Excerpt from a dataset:

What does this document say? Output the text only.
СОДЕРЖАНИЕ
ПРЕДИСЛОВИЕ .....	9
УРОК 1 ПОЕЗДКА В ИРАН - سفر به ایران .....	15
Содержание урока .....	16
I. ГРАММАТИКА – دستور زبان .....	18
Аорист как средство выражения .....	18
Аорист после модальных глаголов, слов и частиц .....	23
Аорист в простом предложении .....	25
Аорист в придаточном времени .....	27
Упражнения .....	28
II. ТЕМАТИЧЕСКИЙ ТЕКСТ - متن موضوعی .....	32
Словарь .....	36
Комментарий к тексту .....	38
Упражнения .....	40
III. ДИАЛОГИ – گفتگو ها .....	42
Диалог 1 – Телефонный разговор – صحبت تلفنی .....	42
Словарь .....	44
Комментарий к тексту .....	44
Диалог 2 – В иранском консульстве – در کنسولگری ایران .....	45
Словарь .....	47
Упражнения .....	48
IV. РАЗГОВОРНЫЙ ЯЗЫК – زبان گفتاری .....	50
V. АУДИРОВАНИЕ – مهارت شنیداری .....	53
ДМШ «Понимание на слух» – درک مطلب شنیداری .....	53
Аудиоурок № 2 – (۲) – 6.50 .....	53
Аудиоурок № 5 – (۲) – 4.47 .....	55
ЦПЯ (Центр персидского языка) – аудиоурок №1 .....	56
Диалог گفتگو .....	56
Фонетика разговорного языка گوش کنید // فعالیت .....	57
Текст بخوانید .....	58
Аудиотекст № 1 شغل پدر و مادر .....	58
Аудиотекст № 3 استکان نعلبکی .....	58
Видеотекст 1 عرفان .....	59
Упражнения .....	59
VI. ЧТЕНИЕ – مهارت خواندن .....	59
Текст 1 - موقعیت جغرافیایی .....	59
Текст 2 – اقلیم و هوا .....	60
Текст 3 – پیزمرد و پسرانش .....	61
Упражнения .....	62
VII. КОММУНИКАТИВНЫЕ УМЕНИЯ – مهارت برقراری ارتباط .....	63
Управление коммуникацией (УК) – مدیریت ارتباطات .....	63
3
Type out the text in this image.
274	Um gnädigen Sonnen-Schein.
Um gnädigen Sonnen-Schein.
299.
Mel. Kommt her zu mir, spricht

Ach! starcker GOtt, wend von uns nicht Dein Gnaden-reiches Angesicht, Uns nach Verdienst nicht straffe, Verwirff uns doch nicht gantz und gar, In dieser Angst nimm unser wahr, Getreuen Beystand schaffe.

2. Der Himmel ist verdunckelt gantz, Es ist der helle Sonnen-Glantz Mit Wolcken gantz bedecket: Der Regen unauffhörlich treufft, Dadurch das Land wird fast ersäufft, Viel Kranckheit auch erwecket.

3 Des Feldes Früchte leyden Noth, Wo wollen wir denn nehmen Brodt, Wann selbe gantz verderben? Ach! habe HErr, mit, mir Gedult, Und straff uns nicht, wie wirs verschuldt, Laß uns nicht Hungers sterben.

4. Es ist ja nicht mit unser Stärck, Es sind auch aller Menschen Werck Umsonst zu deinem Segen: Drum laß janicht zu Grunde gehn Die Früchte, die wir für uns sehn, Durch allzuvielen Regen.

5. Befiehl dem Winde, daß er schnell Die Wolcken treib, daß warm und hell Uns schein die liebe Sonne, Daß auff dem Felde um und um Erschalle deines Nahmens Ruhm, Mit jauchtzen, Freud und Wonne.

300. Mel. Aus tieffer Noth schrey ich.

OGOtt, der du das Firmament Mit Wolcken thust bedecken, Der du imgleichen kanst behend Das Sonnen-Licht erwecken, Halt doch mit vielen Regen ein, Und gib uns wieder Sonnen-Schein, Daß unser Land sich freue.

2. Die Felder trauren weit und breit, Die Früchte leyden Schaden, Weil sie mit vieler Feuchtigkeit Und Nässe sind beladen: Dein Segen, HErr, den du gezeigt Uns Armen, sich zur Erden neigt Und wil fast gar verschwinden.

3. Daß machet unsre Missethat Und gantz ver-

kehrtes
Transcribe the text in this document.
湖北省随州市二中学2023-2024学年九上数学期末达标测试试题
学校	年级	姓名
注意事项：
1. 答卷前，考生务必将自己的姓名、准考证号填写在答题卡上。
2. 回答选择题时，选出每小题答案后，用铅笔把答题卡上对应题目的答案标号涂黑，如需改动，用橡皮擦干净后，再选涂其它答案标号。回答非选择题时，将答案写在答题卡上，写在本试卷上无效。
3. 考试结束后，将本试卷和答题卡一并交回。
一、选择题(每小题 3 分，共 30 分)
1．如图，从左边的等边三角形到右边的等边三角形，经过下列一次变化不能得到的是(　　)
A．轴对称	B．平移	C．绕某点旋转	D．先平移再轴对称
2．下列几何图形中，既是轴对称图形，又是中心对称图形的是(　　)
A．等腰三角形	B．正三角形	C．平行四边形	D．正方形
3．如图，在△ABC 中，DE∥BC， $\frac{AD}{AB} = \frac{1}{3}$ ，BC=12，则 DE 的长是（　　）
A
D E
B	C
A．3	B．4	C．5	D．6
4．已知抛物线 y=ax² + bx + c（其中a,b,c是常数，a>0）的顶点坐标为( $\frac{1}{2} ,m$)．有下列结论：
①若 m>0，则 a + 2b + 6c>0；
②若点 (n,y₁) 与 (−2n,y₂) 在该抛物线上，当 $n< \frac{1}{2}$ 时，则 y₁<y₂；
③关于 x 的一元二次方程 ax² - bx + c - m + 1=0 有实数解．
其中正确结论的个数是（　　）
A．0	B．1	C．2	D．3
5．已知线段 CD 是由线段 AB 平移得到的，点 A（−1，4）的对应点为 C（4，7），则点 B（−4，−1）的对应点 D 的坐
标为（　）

GIVEN TASK —
What number of lines in the records contain the word "this"? Answer with that number alone.

WRITTEN ANSWER —
3